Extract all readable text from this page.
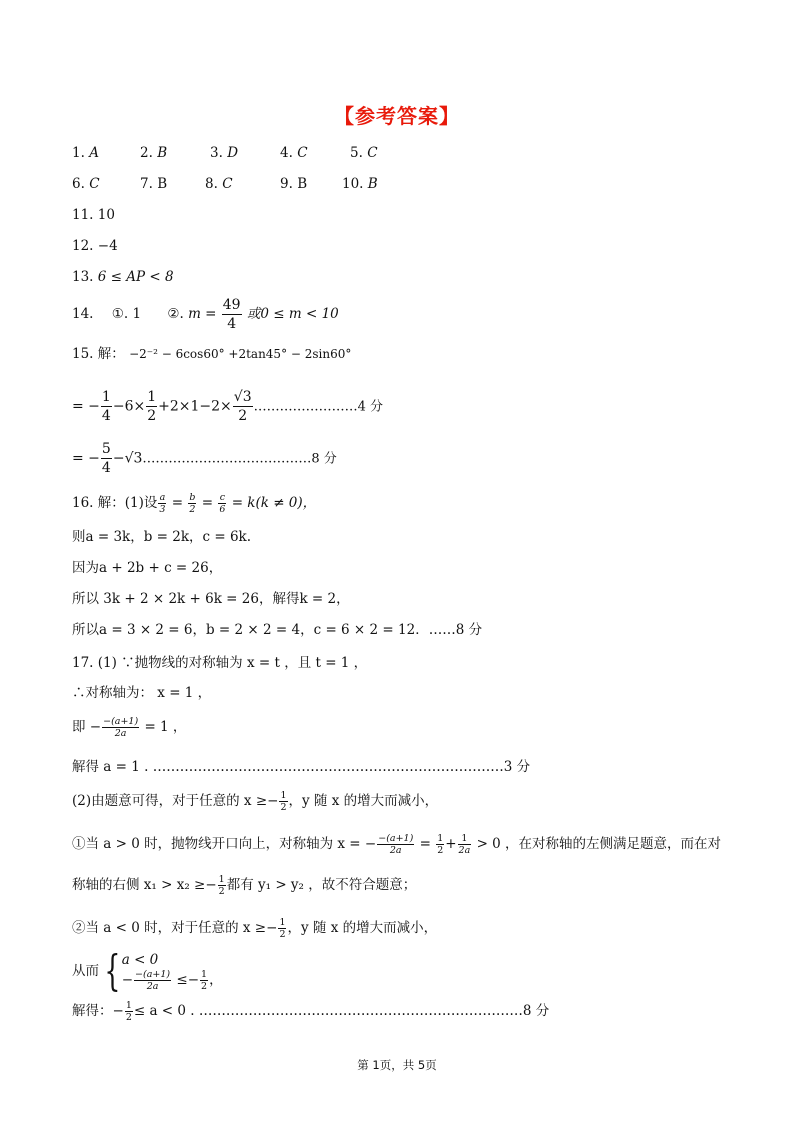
【参考答案】
1. A	2. B	3. D	4. C	5. C
6. C	7. B	8. C	9. B	10. B
11. 10
12. −4
13. 6 ≤ AP < 8
14. ①. 1 ②. $m = \frac{49}{4}$ 或0 ≤ m < 10
15. 解： −2⁻² − 6cos60° +2tan45° − 2sin60°
= − $\frac{1}{4} -6\times \frac{1}{2} +2\times 1-2\times \frac{√3}{2}$ ……………………4 分
= − $\frac{5}{4}$ −√3…………………………………8 分
16. 解：(1)设 $\frac{a}{3} = \frac{b}{2} = \frac{c}{6} = k(k \ne 0)$，
则a = 3k，b = 2k，c = 6k.
因为a + 2b + c = 26，
所以 3k + 2 × 2k + 6k = 26，解得k = 2，
所以a = 3 × 2 = 6，b = 2 × 2 = 4，c = 6 × 2 = 12．……8 分
17. (1) ∵抛物线的对称轴为 x = t ，且 t = 1 ，
∴对称轴为： x = 1 ，
即 − $\frac{-(a+1)}{2a} = 1$ ，
解得 a = 1 . ……………………………………………………………………3 分
(2)由题意可得，对于任意的 $x \ge- \frac{1}{2}$ ，y 随 x 的增大而减小，
①当 a > 0 时，抛物线开口向上，对称轴为 x = − $\frac{-(a+1)}{2a} = \frac{1}{2} + \frac{1}{2a} > 0$ ，在对称轴的左侧满足题意，而在对
称轴的右侧 $x_1 > x_2 \ge- \frac{1}{2}$ 都有 y₁ > y₂ ，故不符合题意；
②当 a < 0 时，对于任意的 $x \ge- \frac{1}{2}$ ，y 随 x 的增大而减小，
从而 { a < 0
− $\frac{-(a+1)}{2a} \le- \frac{1}{2}$ ，
解得：− $\frac{1}{2} \le a < 0$ . ………………………………………………………………8 分
第 1页，共 5页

▬▬▬

**What is expected**
Pick out all the lines with the word "frac" in them and copy them.

**Output**
14. ①. 1 ②. $m = \frac{49}{4}$ 或0 ≤ m < 10
= − $\frac{1}{4} -6\times \frac{1}{2} +2\times 1-2\times \frac{√3}{2}$ ……………………4 分
= − $\frac{5}{4}$ −√3…………………………………8 分
16. 解：(1)设 $\frac{a}{3} = \frac{b}{2} = \frac{c}{6} = k(k \ne 0)$，
即 − $\frac{-(a+1)}{2a} = 1$ ，
(2)由题意可得，对于任意的 $x \ge- \frac{1}{2}$ ，y 随 x 的增大而减小，
①当 a > 0 时，抛物线开口向上，对称轴为 x = − $\frac{-(a+1)}{2a} = \frac{1}{2} + \frac{1}{2a} > 0$ ，在对称轴的左侧满足题意，而在对
称轴的右侧 $x_1 > x_2 \ge- \frac{1}{2}$ 都有 y₁ > y₂ ，故不符合题意；
②当 a < 0 时，对于任意的 $x \ge- \frac{1}{2}$ ，y 随 x 的增大而减小，
− $\frac{-(a+1)}{2a} \le- \frac{1}{2}$ ，
解得：− $\frac{1}{2} \le a < 0$ . ………………………………………………………………8 分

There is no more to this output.